- YOUR OBJECTIVE
Collect all lines from the records below that include the word "title".

## start PROVIDED RECORDS

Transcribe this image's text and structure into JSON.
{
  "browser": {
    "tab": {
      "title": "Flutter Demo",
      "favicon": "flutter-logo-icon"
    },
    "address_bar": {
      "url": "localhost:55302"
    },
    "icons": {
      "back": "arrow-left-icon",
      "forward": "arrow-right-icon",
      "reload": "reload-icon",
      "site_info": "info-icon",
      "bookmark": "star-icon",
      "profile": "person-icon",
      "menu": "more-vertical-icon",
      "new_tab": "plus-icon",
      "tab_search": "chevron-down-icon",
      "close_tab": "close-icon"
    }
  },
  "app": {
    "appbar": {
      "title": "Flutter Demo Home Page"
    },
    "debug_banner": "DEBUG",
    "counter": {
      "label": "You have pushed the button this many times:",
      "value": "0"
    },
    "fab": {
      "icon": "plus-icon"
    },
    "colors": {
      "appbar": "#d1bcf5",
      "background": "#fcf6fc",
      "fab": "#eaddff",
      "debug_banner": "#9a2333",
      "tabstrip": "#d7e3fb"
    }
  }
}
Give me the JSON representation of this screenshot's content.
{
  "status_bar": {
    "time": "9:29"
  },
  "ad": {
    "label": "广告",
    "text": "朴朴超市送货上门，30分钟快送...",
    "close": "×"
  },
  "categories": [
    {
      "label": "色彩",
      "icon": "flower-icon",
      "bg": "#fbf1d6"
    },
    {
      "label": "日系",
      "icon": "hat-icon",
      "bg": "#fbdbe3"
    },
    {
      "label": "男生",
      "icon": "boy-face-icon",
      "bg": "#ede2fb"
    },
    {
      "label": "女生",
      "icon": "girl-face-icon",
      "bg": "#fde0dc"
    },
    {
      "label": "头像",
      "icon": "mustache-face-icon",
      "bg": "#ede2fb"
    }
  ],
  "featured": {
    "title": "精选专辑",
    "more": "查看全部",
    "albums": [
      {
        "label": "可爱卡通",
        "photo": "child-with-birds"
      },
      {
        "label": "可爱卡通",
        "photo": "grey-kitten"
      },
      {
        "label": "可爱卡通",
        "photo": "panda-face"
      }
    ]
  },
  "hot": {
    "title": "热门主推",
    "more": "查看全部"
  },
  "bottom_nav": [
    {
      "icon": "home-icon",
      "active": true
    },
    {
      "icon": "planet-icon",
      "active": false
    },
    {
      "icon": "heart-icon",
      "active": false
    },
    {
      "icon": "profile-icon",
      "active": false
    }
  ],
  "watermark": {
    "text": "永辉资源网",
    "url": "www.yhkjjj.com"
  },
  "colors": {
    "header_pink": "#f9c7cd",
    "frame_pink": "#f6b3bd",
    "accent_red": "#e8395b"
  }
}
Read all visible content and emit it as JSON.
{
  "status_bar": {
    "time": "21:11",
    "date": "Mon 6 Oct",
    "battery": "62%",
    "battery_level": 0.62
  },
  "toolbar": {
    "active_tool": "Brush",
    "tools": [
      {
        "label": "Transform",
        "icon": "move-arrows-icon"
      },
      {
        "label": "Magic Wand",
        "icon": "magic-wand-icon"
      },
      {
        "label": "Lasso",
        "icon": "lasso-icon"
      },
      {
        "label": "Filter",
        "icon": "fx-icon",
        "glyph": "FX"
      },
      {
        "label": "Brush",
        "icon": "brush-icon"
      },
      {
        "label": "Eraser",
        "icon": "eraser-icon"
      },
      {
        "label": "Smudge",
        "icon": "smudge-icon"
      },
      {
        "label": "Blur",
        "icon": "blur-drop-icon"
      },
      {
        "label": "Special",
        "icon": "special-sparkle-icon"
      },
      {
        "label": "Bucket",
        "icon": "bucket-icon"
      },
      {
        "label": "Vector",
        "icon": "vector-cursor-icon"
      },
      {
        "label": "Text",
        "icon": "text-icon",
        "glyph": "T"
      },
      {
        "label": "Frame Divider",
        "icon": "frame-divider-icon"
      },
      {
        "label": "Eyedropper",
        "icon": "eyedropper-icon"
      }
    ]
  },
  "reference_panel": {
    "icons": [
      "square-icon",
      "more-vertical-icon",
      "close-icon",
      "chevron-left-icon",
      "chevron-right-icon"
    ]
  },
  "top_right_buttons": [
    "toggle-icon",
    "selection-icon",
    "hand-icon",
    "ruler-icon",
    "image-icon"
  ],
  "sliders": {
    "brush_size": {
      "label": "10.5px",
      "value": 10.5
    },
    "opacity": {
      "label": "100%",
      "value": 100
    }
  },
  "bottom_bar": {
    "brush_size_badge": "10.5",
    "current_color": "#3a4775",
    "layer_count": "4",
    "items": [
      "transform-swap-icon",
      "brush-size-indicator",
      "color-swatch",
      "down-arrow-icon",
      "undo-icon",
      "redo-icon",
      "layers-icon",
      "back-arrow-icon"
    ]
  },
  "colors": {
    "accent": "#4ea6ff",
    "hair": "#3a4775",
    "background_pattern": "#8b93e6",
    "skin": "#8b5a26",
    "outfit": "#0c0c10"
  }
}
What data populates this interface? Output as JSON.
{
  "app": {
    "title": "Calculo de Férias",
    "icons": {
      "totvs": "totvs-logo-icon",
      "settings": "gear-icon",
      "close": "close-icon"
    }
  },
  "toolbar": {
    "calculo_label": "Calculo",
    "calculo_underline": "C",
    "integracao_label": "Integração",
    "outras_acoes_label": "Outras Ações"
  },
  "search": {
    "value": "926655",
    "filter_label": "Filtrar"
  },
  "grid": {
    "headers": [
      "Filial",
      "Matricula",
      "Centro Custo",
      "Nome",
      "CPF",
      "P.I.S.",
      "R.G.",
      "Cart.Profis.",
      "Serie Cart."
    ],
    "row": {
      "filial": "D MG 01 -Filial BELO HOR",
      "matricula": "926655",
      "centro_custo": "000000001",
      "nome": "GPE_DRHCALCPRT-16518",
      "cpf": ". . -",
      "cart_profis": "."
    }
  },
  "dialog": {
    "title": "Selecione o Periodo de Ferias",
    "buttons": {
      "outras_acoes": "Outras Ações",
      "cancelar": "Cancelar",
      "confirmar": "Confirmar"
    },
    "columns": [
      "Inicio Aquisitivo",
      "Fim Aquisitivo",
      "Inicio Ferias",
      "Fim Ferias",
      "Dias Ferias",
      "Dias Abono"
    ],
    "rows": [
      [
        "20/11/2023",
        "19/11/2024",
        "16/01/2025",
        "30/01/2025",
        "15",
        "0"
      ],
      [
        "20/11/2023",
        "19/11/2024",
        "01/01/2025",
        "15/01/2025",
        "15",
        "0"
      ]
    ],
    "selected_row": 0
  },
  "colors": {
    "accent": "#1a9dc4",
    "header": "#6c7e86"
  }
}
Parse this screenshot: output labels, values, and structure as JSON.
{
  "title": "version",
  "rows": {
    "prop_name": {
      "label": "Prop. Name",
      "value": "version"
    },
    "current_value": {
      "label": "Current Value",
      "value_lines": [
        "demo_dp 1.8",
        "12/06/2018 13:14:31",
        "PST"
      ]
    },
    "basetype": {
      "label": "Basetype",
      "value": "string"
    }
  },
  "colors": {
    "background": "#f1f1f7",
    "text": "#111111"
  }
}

## end PROVIDED RECORDS

- ANSWER
      "title": "Flutter Demo",
      "title": "Flutter Demo Home Page"
    "title": "精选专辑",
    "title": "热门主推",
    "title": "Calculo de Férias",
    "title": "Selecione o Periodo de Ferias",
  "title": "version",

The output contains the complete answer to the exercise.